Beneath this task is a listing; retype all of it exactly.

MATERIAL SHOWN:
..........

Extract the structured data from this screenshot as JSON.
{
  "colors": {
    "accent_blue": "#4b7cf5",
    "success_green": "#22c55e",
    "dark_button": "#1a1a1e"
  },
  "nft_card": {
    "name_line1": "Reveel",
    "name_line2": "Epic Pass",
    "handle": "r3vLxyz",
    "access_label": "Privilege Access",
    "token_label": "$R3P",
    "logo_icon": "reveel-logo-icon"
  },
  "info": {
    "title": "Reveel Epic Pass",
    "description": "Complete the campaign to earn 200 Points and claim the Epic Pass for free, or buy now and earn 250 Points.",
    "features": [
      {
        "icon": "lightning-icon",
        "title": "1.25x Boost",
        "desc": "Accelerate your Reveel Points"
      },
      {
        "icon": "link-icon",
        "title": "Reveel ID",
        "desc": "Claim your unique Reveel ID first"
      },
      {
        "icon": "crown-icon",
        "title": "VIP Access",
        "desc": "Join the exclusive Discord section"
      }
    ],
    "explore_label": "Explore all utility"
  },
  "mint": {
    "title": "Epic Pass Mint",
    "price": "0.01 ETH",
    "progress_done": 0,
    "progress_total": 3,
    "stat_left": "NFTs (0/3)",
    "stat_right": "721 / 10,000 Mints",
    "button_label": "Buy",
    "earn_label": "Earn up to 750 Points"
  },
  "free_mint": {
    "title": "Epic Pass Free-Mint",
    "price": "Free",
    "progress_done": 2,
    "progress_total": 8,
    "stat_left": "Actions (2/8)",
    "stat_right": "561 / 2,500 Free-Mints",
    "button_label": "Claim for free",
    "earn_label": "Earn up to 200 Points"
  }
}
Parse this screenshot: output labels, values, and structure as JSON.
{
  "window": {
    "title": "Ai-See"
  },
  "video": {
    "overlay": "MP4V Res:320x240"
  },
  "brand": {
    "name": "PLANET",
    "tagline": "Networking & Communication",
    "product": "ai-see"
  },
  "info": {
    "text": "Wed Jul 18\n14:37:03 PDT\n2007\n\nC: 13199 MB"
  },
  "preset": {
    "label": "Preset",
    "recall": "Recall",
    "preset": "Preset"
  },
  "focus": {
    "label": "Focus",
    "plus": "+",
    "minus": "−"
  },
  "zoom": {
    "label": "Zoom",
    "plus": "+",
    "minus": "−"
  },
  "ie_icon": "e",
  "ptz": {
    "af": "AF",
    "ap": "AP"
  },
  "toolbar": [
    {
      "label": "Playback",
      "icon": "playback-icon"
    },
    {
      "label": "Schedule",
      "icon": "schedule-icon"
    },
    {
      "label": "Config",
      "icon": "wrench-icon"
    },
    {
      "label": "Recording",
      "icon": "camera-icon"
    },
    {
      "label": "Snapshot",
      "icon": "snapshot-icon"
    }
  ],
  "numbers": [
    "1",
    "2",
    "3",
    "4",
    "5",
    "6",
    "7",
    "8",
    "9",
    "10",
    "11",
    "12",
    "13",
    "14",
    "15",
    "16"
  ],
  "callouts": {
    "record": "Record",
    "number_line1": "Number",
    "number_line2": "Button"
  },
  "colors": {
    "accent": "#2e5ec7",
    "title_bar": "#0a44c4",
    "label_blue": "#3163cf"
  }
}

..........

OUTPUT FOR THIS TASK:
Extract the structured data from this screenshot as JSON.
{
  "colors": {
    "accent_blue": "#4b7cf5",
    "success_green": "#22c55e",
    "dark_button": "#1a1a1e"
  },
  "nft_card": {
    "name_line1": "Reveel",
    "name_line2": "Epic Pass",
    "handle": "r3vLxyz",
    "access_label": "Privilege Access",
    "token_label": "$R3P",
    "logo_icon": "reveel-logo-icon"
  },
  "info": {
    "title": "Reveel Epic Pass",
    "description": "Complete the campaign to earn 200 Points and claim the Epic Pass for free, or buy now and earn 250 Points.",
    "features": [
      {
        "icon": "lightning-icon",
        "title": "1.25x Boost",
        "desc": "Accelerate your Reveel Points"
      },
      {
        "icon": "link-icon",
        "title": "Reveel ID",
        "desc": "Claim your unique Reveel ID first"
      },
      {
        "icon": "crown-icon",
        "title": "VIP Access",
        "desc": "Join the exclusive Discord section"
      }
    ],
    "explore_label": "Explore all utility"
  },
  "mint": {
    "title": "Epic Pass Mint",
    "price": "0.01 ETH",
    "progress_done": 0,
    "progress_total": 3,
    "stat_left": "NFTs (0/3)",
    "stat_right": "721 / 10,000 Mints",
    "button_label": "Buy",
    "earn_label": "Earn up to 750 Points"
  },
  "free_mint": {
    "title": "Epic Pass Free-Mint",
    "price": "Free",
    "progress_done": 2,
    "progress_total": 8,
    "stat_left": "Actions (2/8)",
    "stat_right": "561 / 2,500 Free-Mints",
    "button_label": "Claim for free",
    "earn_label": "Earn up to 200 Points"
  }
}
Parse this screenshot: output labels, values, and structure as JSON.
{
  "window": {
    "title": "Ai-See"
  },
  "video": {
    "overlay": "MP4V Res:320x240"
  },
  "brand": {
    "name": "PLANET",
    "tagline": "Networking & Communication",
    "product": "ai-see"
  },
  "info": {
    "text": "Wed Jul 18\n14:37:03 PDT\n2007\n\nC: 13199 MB"
  },
  "preset": {
    "label": "Preset",
    "recall": "Recall",
    "preset": "Preset"
  },
  "focus": {
    "label": "Focus",
    "plus": "+",
    "minus": "−"
  },
  "zoom": {
    "label": "Zoom",
    "plus": "+",
    "minus": "−"
  },
  "ie_icon": "e",
  "ptz": {
    "af": "AF",
    "ap": "AP"
  },
  "toolbar": [
    {
      "label": "Playback",
      "icon": "playback-icon"
    },
    {
      "label": "Schedule",
      "icon": "schedule-icon"
    },
    {
      "label": "Config",
      "icon": "wrench-icon"
    },
    {
      "label": "Recording",
      "icon": "camera-icon"
    },
    {
      "label": "Snapshot",
      "icon": "snapshot-icon"
    }
  ],
  "numbers": [
    "1",
    "2",
    "3",
    "4",
    "5",
    "6",
    "7",
    "8",
    "9",
    "10",
    "11",
    "12",
    "13",
    "14",
    "15",
    "16"
  ],
  "callouts": {
    "record": "Record",
    "number_line1": "Number",
    "number_line2": "Button"
  },
  "colors": {
    "accent": "#2e5ec7",
    "title_bar": "#0a44c4",
    "label_blue": "#3163cf"
  }
}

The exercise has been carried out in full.